Trecho do texto:
<<<<

Enchentes, todos os anos, enchem a paciência. São sempre idênticas imagens: casas inundadas, ruas intransitáveis, árvores derrubadas, bueiros entupidos, pessoas mortas. Como alguém pode morrer, no século XXI, por conta de uma chuva forte?
Em 1966, no Rio de Janeiro, houve uma inundação monumental. Nós morávamos em frente ao rio Maracanã, na Tijuca. O rio transbordou. Em segundos, a água entrou na casa. Encharcou os livros que tinham sido do meu avô Walter. Entre eles, um do Graciliano Ramos autografado.
Meu avô Walter foi um tenentista. Em 1935, por participar da Aliança Nacional Libertadora (ANL), foi preso pelo ditador Getúlio Vargas. Ele e o autor de Vidas Secas se conheceram na prisão. Não ficaram amigos, mas se respeitaram.
Um ano após cumprir pena, meu avô morreu. Tempos depois, minha avó se casou com um judeu chamado Júlio. No dia da enchente, esse avô postiço e querido estava em casa.
Ao observar a excitação das crianças, contrastando com o pânico dos adultos, vovô Júlio contou que na sua aldeia natal, na então Tchecoslováquia, as crianças também se maravilhavam com as fogueiras acendidas pelos nazistas.

>>>>

Linhas:
<<<<

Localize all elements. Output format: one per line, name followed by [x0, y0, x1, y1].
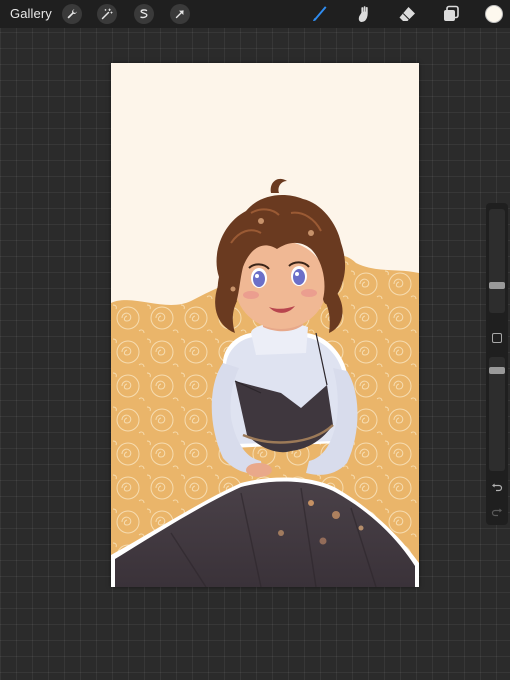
- opacity-handle[interactable]: [489, 367, 505, 374]
- sidebar-controls: [486, 203, 508, 525]
- smudge-icon: [358, 6, 368, 22]
- redo-arrow-icon: [491, 508, 502, 517]
- transform-arrow-icon: [175, 10, 184, 19]
- brush-tool-button[interactable]: [309, 4, 331, 24]
- transform-button[interactable]: [170, 4, 190, 24]
- redo-button[interactable]: [489, 506, 505, 520]
- undo-button[interactable]: [489, 481, 505, 495]
- eraser-tool-button[interactable]: [396, 4, 418, 24]
- selection-button[interactable]: [134, 4, 154, 24]
- opacity-slider[interactable]: [489, 357, 505, 471]
- top-toolbar: Gallery: [0, 0, 510, 28]
- canvas-workspace: Gallery: [0, 0, 510, 680]
- smudge-tool-button[interactable]: [352, 4, 374, 24]
- artwork-illustration: [111, 178, 419, 587]
- wrench-icon: [67, 9, 77, 19]
- brush-size-handle[interactable]: [489, 282, 505, 289]
- selection-icon: [140, 9, 148, 19]
- layers-button[interactable]: [440, 4, 462, 24]
- color-picker-swatch[interactable]: [485, 5, 503, 23]
- magic-wand-icon: [101, 8, 113, 20]
- drawing-canvas[interactable]: [111, 63, 419, 587]
- adjustments-button[interactable]: [97, 4, 117, 24]
- eraser-icon: [399, 7, 415, 21]
- modify-button[interactable]: [492, 333, 502, 343]
- brush-size-slider[interactable]: [489, 209, 505, 313]
- actions-button[interactable]: [62, 4, 82, 24]
- undo-arrow-icon: [492, 483, 503, 492]
- brush-icon: [313, 6, 327, 21]
- gallery-button[interactable]: Gallery: [10, 6, 52, 21]
- layers-icon: [444, 5, 459, 21]
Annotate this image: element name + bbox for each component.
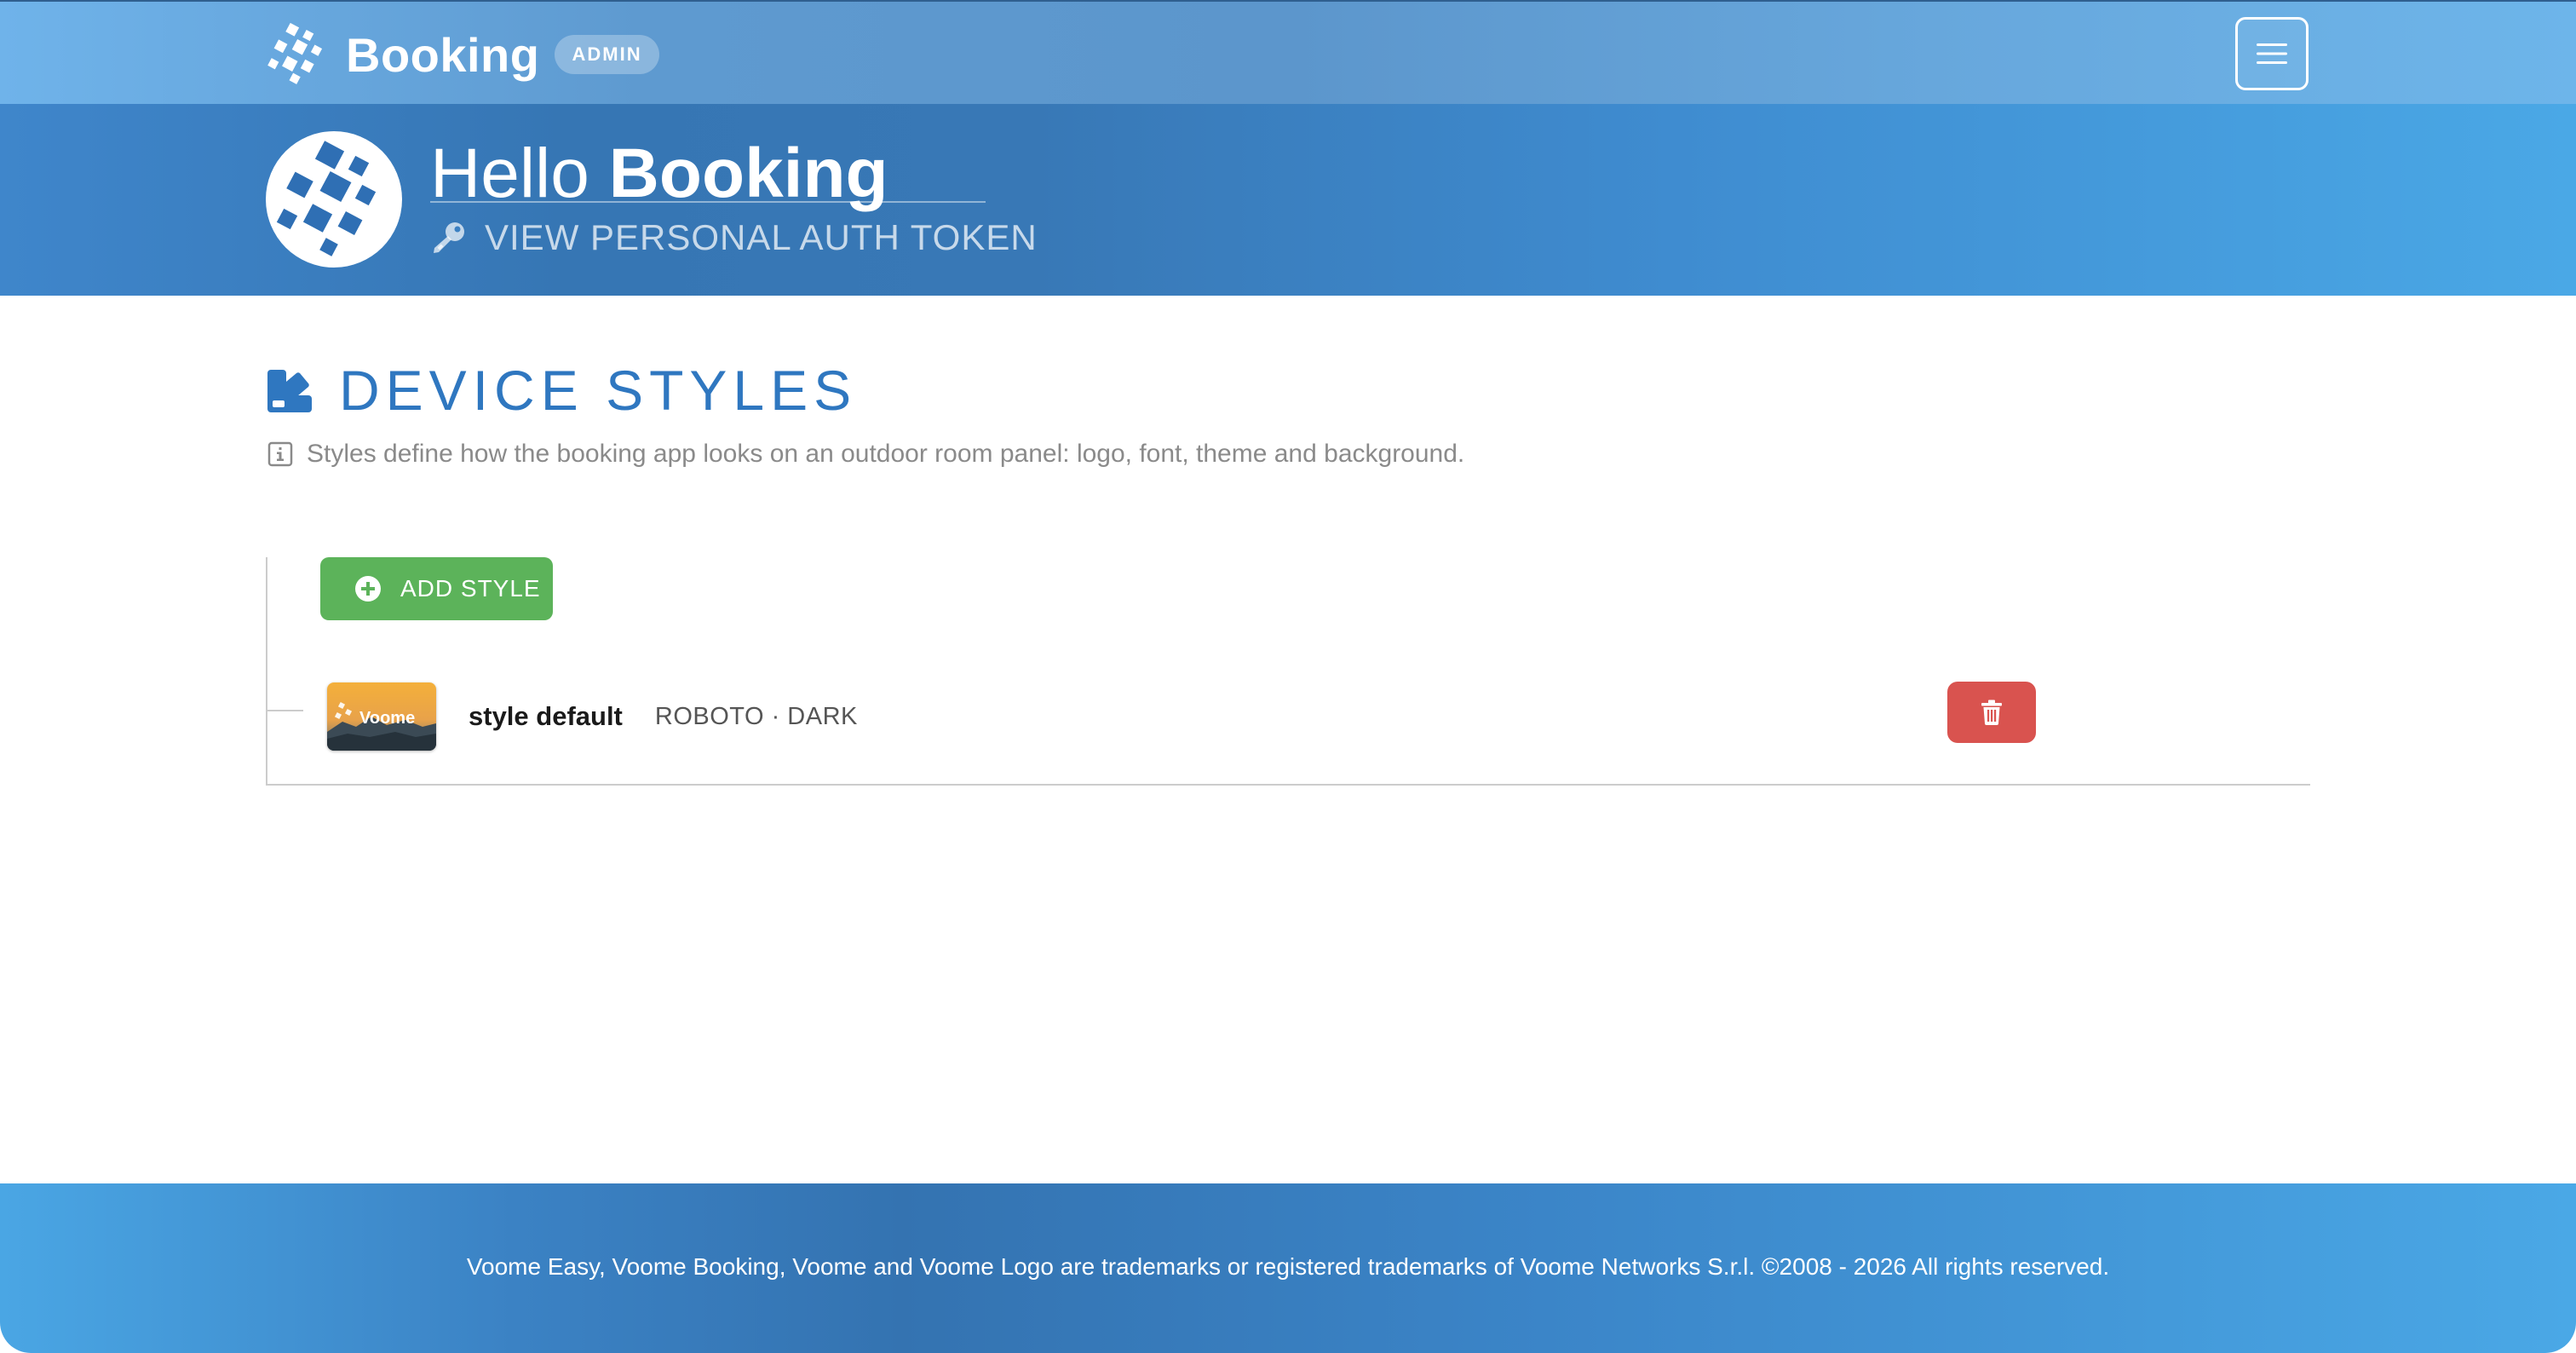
- style-meta: ROBOTO · DARK: [654, 702, 858, 730]
- page-description: Styles define how the booking app looks …: [267, 440, 1464, 469]
- auth-token-label: VIEW PERSONAL AUTH TOKEN: [485, 217, 1038, 257]
- avatar: [266, 131, 402, 268]
- hamburger-menu-icon: [2257, 43, 2287, 64]
- styles-list: ADD STYLE Voome style default ROBOTO · D…: [266, 557, 2310, 786]
- voome-avatar-logo-icon: [276, 141, 377, 256]
- delete-style-button[interactable]: [1947, 682, 2036, 743]
- swatch-book-icon: [267, 370, 312, 412]
- add-style-label: ADD STYLE: [400, 575, 541, 602]
- brand[interactable]: Booking ADMIN: [266, 19, 659, 90]
- footer: Voome Easy, Voome Booking, Voome and Voo…: [0, 1183, 2576, 1353]
- footer-copyright: Voome Easy, Voome Booking, Voome and Voo…: [466, 1253, 2110, 1280]
- add-style-button[interactable]: ADD STYLE: [320, 557, 553, 620]
- brand-name: Booking: [346, 27, 540, 82]
- style-thumbnail-image: Voome: [327, 682, 436, 751]
- page-description-text: Styles define how the booking app looks …: [307, 440, 1465, 468]
- page-title-text: DEVICE STYLES: [339, 359, 858, 422]
- admin-badge: ADMIN: [555, 35, 659, 74]
- style-name: style default: [469, 701, 623, 731]
- voome-logo-icon: [267, 22, 323, 84]
- key-icon: [434, 222, 464, 253]
- menu-toggle-button[interactable]: [2235, 17, 2309, 90]
- thumbnail-logo-text: Voome: [359, 709, 415, 728]
- view-auth-token-link[interactable]: VIEW PERSONAL AUTH TOKEN: [430, 217, 1038, 258]
- greeting-divider: [430, 201, 986, 203]
- info-icon: [267, 441, 293, 467]
- page-title: DEVICE STYLES: [266, 358, 857, 423]
- list-connector: [267, 710, 303, 711]
- trash-icon: [1981, 700, 2002, 725]
- user-hero: Hello Booking: [0, 104, 2576, 296]
- top-navbar: Booking ADMIN: [0, 0, 2576, 104]
- plus-circle-icon: [355, 576, 381, 602]
- style-thumbnail: Voome: [327, 682, 436, 751]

>>>>

Tarefas:
(A) No texto sobre as enchentes, onde nasceu o vovô Júlio?
(B) Retome o texto sobre as enchentes a partir do ponto em que ele para.
As linhas não servem para nenhuma das tarefas.

Respostas:
(A) Numa aldeia da então Tchecoslováquia.

(B)
As crianças judias não sabiam o significado exato de um progon. Nós não sabíamos a extensão catastrófica de uma enchente. Ver o mundo com olhos infantes é uma festa.

8 comentários:

Unknown disse...

Fernanda, que alegria, voce e o PI voltaram! ótima notícia neste ano encharcado que estamos.
Fico imaginando quantas historias para serem relatadas nestes quase 50 dias de chuvas! bairros com mais de 30 dias com água!!
cadê os reportes do cotidiano,??
saudações e espero que permaneçam on line
vera soares

Fernanda Pompeu disse...

Querida Vera,
Com certeza muitas histórias estão rolando sob as águas. Faltam narradores do cotidiano. É curioso: temos tantas ferramentas, mas onde se esconderam os contadores?

Cris disse...

que bom que está de volta, com tanta coisa boa pra contar.

Claudia disse...

Que bom você está de volta.Com olhos atentos no cotidiano e relembrando nossas histórias.
Cláudia

Anônimo disse...

Oi Fernanda,
acabo de abrir a internet e dou de cara com essa crônica sobre as águas/enchentes/recordações e esse seu olhar tão humano sobre as misérias do nosso planetinha. Grande beijo,
Sílvia Artacho

Anônimo disse...

Fê,
Você é definitivamente grande nesses textos curtos
Que boa surpresa o retorno da Ong PI

WM

Anônimo disse...

Fernanda,
Que saudade estava das histórias do baú sem fundo. Delicioso reencontrá-las.
Silvana Afram

Myriam Andrea disse...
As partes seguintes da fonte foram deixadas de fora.